(Stored records)
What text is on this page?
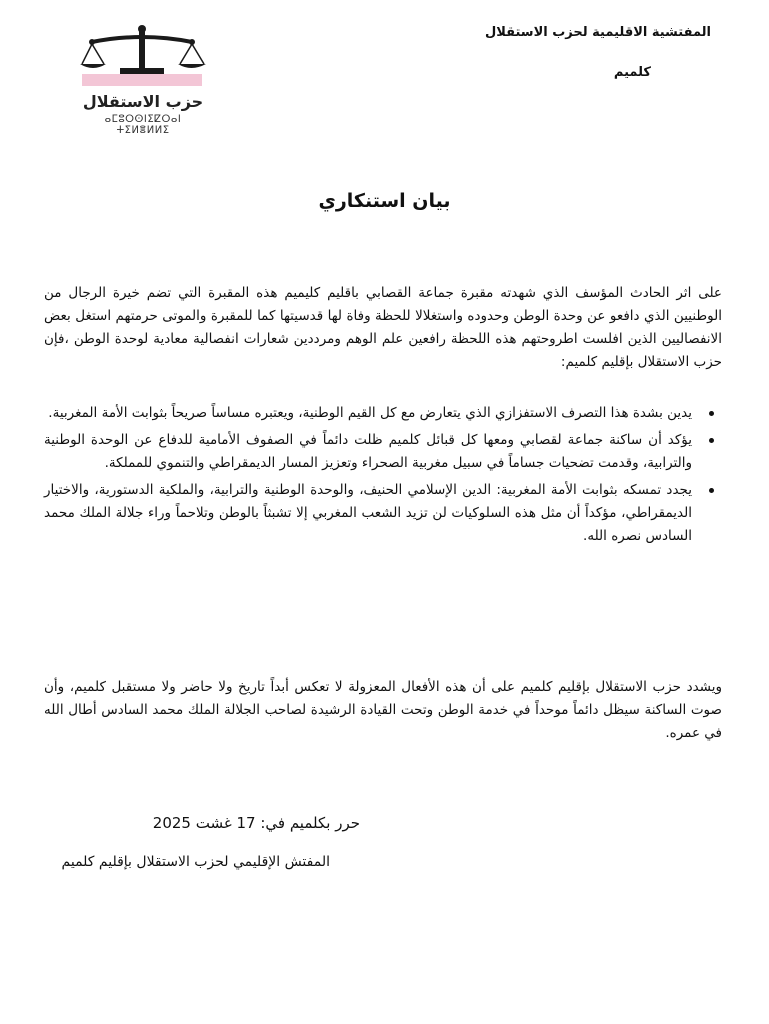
المفتشية الاقليمية لحزب الاستقلال
كلميم
حزب الاستقلال
ⴰⵎⵓⵔⵙⵏⵉⵇⵔⴰⵏ ⵜⵉⵍⴻⵍⵍⵉ
بيان استنكاري
على اثر الحادث المؤسف الذي شهدته مقبرة جماعة القصابي باقليم كليميم هذه المقبرة التي تضم خيرة الرجال من الوطنيين الذي دافعو عن وحدة الوطن وحدوده واستغلالا للحظة وفاة لها قدسيتها كما للمقبرة والموتى حرمتهم استغل بعض الانفصاليين الذين افلست اطروحتهم هذه اللحظة رافعين علم الوهم ومرددين شعارات انفصالية معادية لوحدة الوطن ،فإن حزب الاستقلال بإقليم كلميم:
يدين بشدة هذا التصرف الاستفزازي الذي يتعارض مع كل القيم الوطنية، ويعتبره مساساً صريحاً بثوابت الأمة المغربية.
يؤكد أن ساكنة جماعة لقصابي ومعها كل قبائل كلميم ظلت دائماً في الصفوف الأمامية للدفاع عن الوحدة الوطنية والترابية، وقدمت تضحيات جساماً في سبيل مغربية الصحراء وتعزيز المسار الديمقراطي والتنموي للمملكة.
يجدد تمسكه بثوابت الأمة المغربية: الدين الإسلامي الحنيف، والوحدة الوطنية والترابية، والملكية الدستورية، والاختيار الديمقراطي، مؤكداً أن مثل هذه السلوكيات لن تزيد الشعب المغربي إلا تشبثاً بالوطن وتلاحماً وراء جلالة الملك محمد السادس نصره الله.
ويشدد حزب الاستقلال بإقليم كلميم على أن هذه الأفعال المعزولة لا تعكس أبداً تاريخ ولا حاضر ولا مستقبل كلميم، وأن صوت الساكنة سيظل دائماً موحداً في خدمة الوطن وتحت القيادة الرشيدة لصاحب الجلالة الملك محمد السادس أطال الله في عمره.
حرر بكلميم في: 17 غشت 2025
المفتش الإقليمي لحزب الاستقلال بإقليم كلميم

» **WHAT YOU WILL DO**: Extract from the material all lines containing the string "المغربية".

» **THE COMPLETED TASK**:
يدين بشدة هذا التصرف الاستفزازي الذي يتعارض مع كل القيم الوطنية، ويعتبره مساساً صريحاً بثوابت الأمة المغربية.
يجدد تمسكه بثوابت الأمة المغربية: الدين الإسلامي الحنيف، والوحدة الوطنية والترابية، والملكية الدستورية، والاختيار الديمقراطي، مؤكداً أن مثل هذه السلوكيات لن تزيد الشعب المغربي إلا تشبثاً بالوطن وتلاحماً وراء جلالة الملك محمد السادس نصره الله.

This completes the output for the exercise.